Materials provided -
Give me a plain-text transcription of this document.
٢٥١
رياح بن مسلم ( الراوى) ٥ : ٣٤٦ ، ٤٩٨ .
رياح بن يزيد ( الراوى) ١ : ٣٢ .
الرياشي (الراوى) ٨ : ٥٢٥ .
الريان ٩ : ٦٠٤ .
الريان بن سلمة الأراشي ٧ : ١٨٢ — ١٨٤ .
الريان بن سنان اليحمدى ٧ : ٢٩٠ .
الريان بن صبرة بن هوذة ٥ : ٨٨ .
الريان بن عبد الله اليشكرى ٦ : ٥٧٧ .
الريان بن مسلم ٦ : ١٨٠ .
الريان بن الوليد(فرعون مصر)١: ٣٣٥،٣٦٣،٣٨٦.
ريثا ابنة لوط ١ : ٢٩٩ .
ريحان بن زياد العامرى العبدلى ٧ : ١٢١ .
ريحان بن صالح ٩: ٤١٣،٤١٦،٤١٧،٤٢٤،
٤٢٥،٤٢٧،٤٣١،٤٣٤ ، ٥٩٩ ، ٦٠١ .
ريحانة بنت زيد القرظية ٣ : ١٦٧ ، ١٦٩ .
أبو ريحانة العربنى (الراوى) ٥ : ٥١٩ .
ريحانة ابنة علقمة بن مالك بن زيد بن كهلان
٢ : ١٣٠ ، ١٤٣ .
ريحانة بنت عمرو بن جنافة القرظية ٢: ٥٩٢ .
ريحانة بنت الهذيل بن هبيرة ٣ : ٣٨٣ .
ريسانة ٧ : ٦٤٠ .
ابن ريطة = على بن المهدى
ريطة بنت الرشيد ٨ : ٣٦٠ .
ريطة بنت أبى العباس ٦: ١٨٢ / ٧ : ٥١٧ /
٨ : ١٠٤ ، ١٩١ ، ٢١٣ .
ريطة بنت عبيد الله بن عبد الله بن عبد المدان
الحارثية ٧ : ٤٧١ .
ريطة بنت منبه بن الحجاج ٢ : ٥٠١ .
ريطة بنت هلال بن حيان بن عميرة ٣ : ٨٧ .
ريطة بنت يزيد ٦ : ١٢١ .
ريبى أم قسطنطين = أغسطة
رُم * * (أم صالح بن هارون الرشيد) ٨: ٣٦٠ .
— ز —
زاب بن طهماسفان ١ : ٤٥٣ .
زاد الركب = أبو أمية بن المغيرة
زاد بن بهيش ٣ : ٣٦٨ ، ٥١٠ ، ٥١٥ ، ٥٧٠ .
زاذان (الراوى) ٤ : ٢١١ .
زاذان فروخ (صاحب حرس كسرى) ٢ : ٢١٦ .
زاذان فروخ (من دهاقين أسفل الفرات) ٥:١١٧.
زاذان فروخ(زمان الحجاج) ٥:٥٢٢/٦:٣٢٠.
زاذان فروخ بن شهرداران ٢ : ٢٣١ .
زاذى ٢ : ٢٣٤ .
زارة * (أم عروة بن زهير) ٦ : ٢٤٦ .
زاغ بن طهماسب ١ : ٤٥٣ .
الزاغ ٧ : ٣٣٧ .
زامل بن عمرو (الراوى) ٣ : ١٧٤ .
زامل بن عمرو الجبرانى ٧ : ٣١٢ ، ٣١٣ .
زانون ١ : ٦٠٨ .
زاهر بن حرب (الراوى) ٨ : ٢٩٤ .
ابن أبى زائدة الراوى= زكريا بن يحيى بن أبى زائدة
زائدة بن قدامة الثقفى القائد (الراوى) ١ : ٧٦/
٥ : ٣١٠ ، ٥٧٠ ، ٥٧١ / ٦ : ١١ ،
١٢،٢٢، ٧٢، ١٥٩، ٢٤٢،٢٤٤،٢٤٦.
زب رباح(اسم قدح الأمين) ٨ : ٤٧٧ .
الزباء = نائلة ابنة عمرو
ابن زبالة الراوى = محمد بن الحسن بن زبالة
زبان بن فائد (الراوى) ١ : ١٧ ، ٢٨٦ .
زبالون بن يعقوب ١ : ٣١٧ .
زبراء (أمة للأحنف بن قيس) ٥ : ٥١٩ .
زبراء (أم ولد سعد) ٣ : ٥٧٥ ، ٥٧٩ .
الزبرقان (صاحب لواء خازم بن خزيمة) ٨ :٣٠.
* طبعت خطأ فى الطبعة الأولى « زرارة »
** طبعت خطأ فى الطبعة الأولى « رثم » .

Problem requirements - Recite the full listing above exactly.

Reply -
Give me a plain-text transcription of this document.
٢٥١
رياح بن مسلم ( الراوى) ٥ : ٣٤٦ ، ٤٩٨ .
رياح بن يزيد ( الراوى) ١ : ٣٢ .
الرياشي (الراوى) ٨ : ٥٢٥ .
الريان ٩ : ٦٠٤ .
الريان بن سلمة الأراشي ٧ : ١٨٢ — ١٨٤ .
الريان بن سنان اليحمدى ٧ : ٢٩٠ .
الريان بن صبرة بن هوذة ٥ : ٨٨ .
الريان بن عبد الله اليشكرى ٦ : ٥٧٧ .
الريان بن مسلم ٦ : ١٨٠ .
الريان بن الوليد(فرعون مصر)١: ٣٣٥،٣٦٣،٣٨٦.
ريثا ابنة لوط ١ : ٢٩٩ .
ريحان بن زياد العامرى العبدلى ٧ : ١٢١ .
ريحان بن صالح ٩: ٤١٣،٤١٦،٤١٧،٤٢٤،
٤٢٥،٤٢٧،٤٣١،٤٣٤ ، ٥٩٩ ، ٦٠١ .
ريحانة بنت زيد القرظية ٣ : ١٦٧ ، ١٦٩ .
أبو ريحانة العربنى (الراوى) ٥ : ٥١٩ .
ريحانة ابنة علقمة بن مالك بن زيد بن كهلان
٢ : ١٣٠ ، ١٤٣ .
ريحانة بنت عمرو بن جنافة القرظية ٢: ٥٩٢ .
ريحانة بنت الهذيل بن هبيرة ٣ : ٣٨٣ .
ريسانة ٧ : ٦٤٠ .
ابن ريطة = على بن المهدى
ريطة بنت الرشيد ٨ : ٣٦٠ .
ريطة بنت أبى العباس ٦: ١٨٢ / ٧ : ٥١٧ /
٨ : ١٠٤ ، ١٩١ ، ٢١٣ .
ريطة بنت عبيد الله بن عبد الله بن عبد المدان
الحارثية ٧ : ٤٧١ .
ريطة بنت منبه بن الحجاج ٢ : ٥٠١ .
ريطة بنت هلال بن حيان بن عميرة ٣ : ٨٧ .
ريطة بنت يزيد ٦ : ١٢١ .
ريبى أم قسطنطين = أغسطة
رُم * * (أم صالح بن هارون الرشيد) ٨: ٣٦٠ .
— ز —
زاب بن طهماسفان ١ : ٤٥٣ .
زاد الركب = أبو أمية بن المغيرة
زاد بن بهيش ٣ : ٣٦٨ ، ٥١٠ ، ٥١٥ ، ٥٧٠ .
زاذان (الراوى) ٤ : ٢١١ .
زاذان فروخ (صاحب حرس كسرى) ٢ : ٢١٦ .
زاذان فروخ (من دهاقين أسفل الفرات) ٥:١١٧.
زاذان فروخ(زمان الحجاج) ٥:٥٢٢/٦:٣٢٠.
زاذان فروخ بن شهرداران ٢ : ٢٣١ .
زاذى ٢ : ٢٣٤ .
زارة * (أم عروة بن زهير) ٦ : ٢٤٦ .
زاغ بن طهماسب ١ : ٤٥٣ .
الزاغ ٧ : ٣٣٧ .
زامل بن عمرو (الراوى) ٣ : ١٧٤ .
زامل بن عمرو الجبرانى ٧ : ٣١٢ ، ٣١٣ .
زانون ١ : ٦٠٨ .
زاهر بن حرب (الراوى) ٨ : ٢٩٤ .
ابن أبى زائدة الراوى= زكريا بن يحيى بن أبى زائدة
زائدة بن قدامة الثقفى القائد (الراوى) ١ : ٧٦/
٥ : ٣١٠ ، ٥٧٠ ، ٥٧١ / ٦ : ١١ ،
١٢،٢٢، ٧٢، ١٥٩، ٢٤٢،٢٤٤،٢٤٦.
زب رباح(اسم قدح الأمين) ٨ : ٤٧٧ .
الزباء = نائلة ابنة عمرو
ابن زبالة الراوى = محمد بن الحسن بن زبالة
زبان بن فائد (الراوى) ١ : ١٧ ، ٢٨٦ .
زبالون بن يعقوب ١ : ٣١٧ .
زبراء (أمة للأحنف بن قيس) ٥ : ٥١٩ .
زبراء (أم ولد سعد) ٣ : ٥٧٥ ، ٥٧٩ .
الزبرقان (صاحب لواء خازم بن خزيمة) ٨ :٣٠.
* طبعت خطأ فى الطبعة الأولى « زرارة »
** طبعت خطأ فى الطبعة الأولى « رثم » .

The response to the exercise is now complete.